-- Record list start --

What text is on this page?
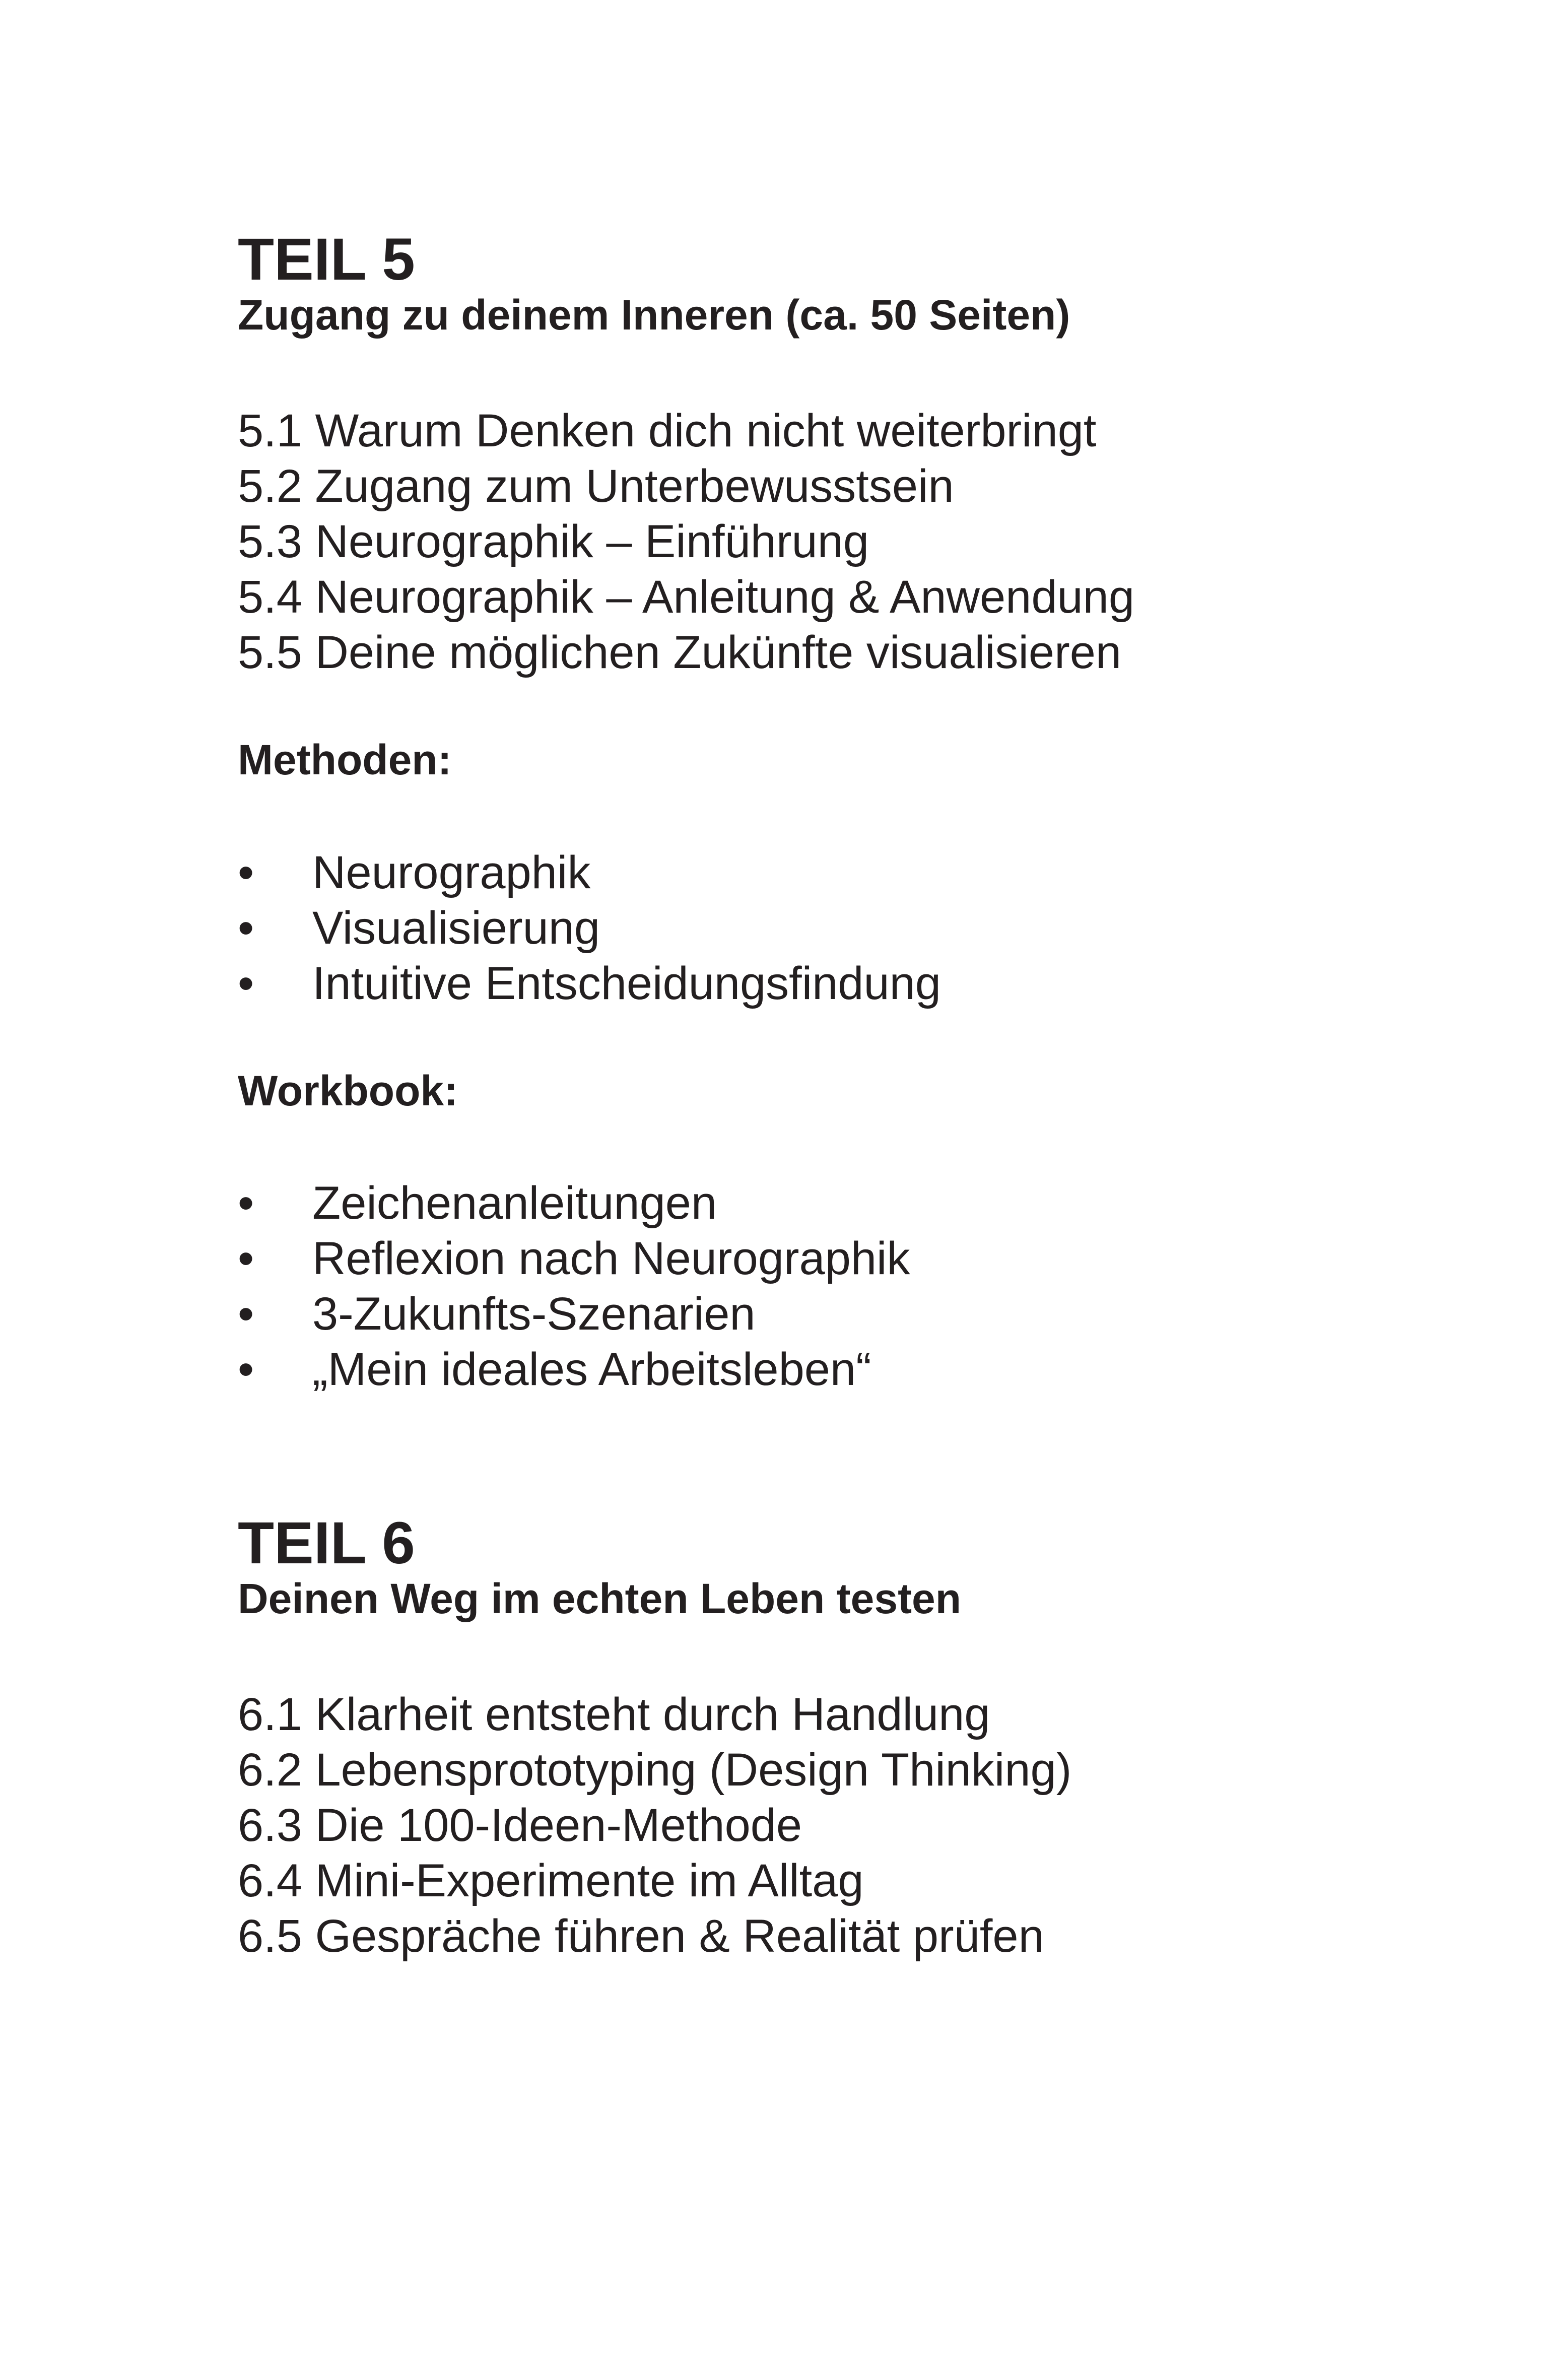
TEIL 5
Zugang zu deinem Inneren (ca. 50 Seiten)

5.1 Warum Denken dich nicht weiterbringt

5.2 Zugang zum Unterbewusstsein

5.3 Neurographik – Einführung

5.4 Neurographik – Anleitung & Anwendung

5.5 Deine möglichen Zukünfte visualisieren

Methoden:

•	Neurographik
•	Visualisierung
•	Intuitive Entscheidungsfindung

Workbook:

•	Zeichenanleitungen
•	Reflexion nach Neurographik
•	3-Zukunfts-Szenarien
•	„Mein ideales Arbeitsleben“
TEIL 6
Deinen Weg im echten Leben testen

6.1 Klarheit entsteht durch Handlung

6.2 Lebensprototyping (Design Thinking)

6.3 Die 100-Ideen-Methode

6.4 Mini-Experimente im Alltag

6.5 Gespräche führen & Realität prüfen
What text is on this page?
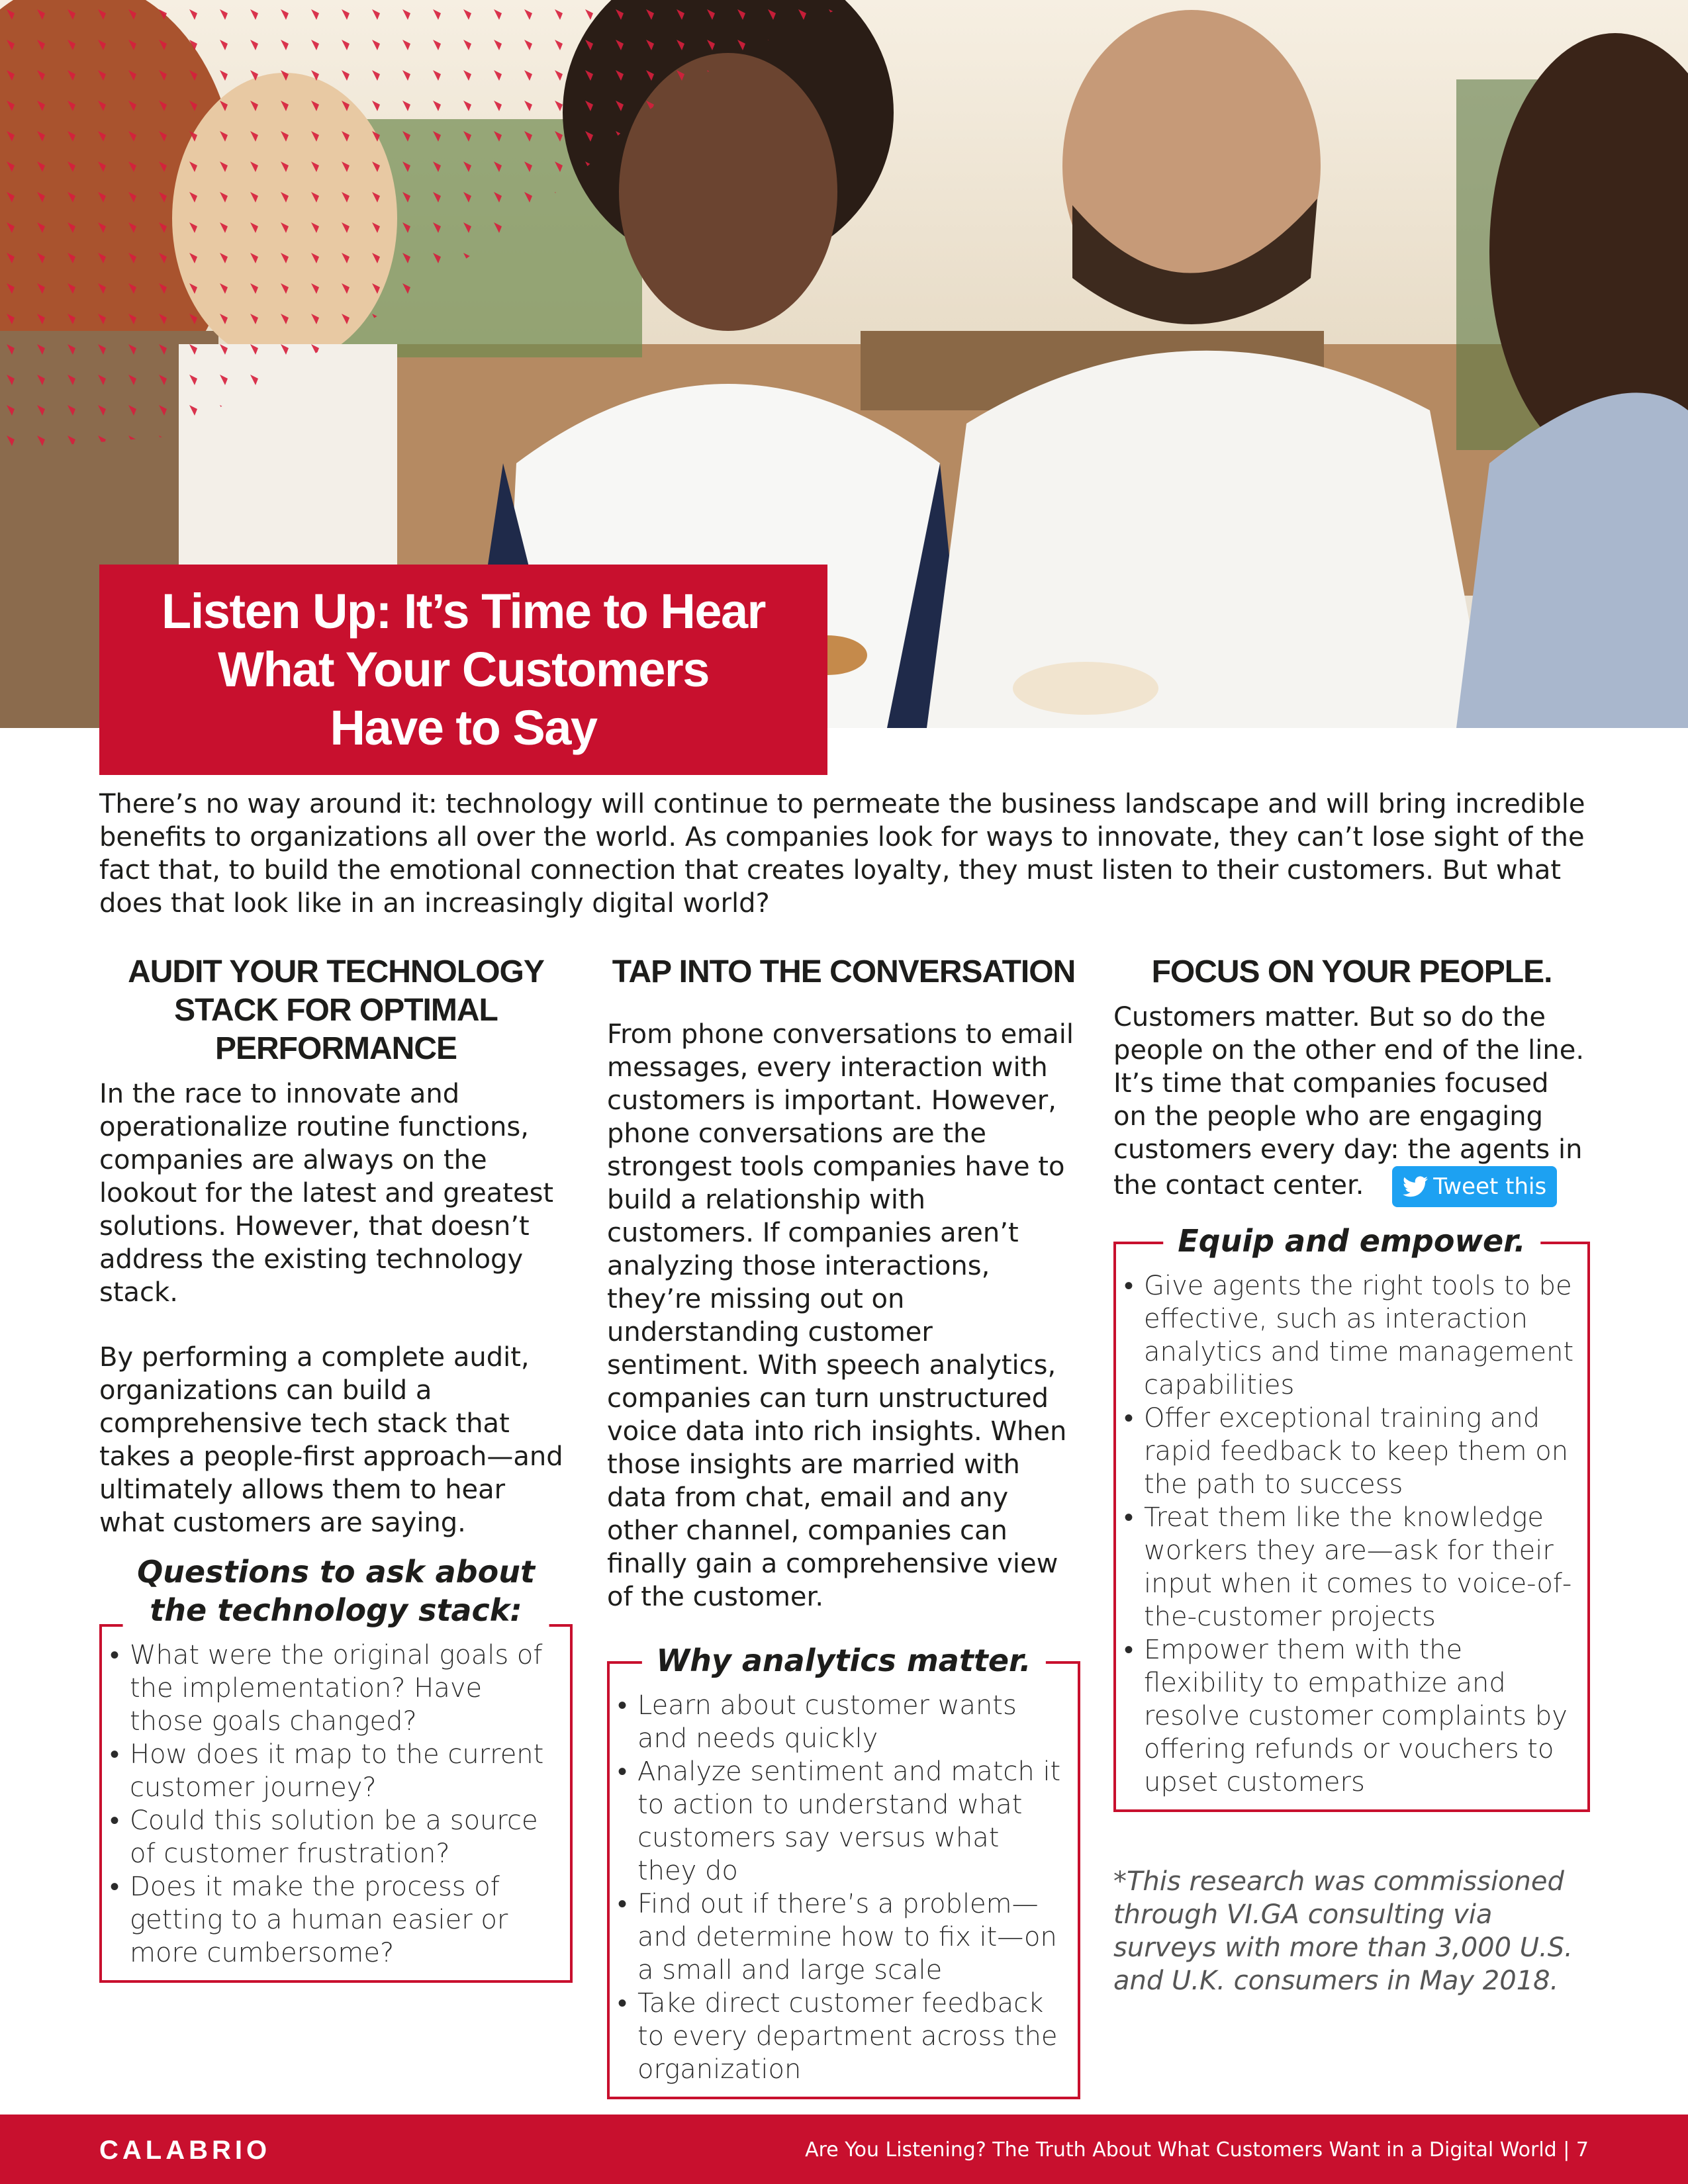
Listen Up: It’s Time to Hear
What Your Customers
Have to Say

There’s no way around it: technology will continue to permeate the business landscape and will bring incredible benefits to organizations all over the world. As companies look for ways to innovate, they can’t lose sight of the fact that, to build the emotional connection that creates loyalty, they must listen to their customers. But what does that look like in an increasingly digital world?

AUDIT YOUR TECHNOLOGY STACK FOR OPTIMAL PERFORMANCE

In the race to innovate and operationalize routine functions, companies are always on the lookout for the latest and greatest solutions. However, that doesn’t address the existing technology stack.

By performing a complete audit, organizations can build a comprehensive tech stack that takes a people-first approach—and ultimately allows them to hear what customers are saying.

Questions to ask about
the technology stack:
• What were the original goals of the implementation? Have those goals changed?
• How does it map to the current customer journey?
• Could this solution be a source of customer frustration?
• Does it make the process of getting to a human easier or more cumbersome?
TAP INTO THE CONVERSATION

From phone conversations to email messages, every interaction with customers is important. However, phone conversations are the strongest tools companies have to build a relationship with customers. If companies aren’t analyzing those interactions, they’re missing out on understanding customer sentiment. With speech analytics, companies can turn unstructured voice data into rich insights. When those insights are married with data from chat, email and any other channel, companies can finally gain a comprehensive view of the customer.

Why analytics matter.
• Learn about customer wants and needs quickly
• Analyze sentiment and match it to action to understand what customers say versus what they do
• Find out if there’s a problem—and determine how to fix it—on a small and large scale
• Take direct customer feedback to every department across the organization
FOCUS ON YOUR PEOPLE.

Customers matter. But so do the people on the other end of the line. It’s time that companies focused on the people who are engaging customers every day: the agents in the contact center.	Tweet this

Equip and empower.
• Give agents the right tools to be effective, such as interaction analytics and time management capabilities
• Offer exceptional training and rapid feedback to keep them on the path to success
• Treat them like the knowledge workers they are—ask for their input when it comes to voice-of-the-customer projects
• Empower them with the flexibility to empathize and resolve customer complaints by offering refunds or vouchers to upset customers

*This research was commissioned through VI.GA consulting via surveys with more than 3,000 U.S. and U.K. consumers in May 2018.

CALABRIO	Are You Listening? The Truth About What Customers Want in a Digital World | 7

-- Record list end --

### Task directions:
List the lines of the entries that include "agents".

### Output for this exercise:
Customers matter. But so do the people on the other end of the line. It’s time that companies focused on the people who are engaging customers every day: the agents in the contact center.	Tweet this
• Give agents the right tools to be effective, such as interaction analytics and time management capabilities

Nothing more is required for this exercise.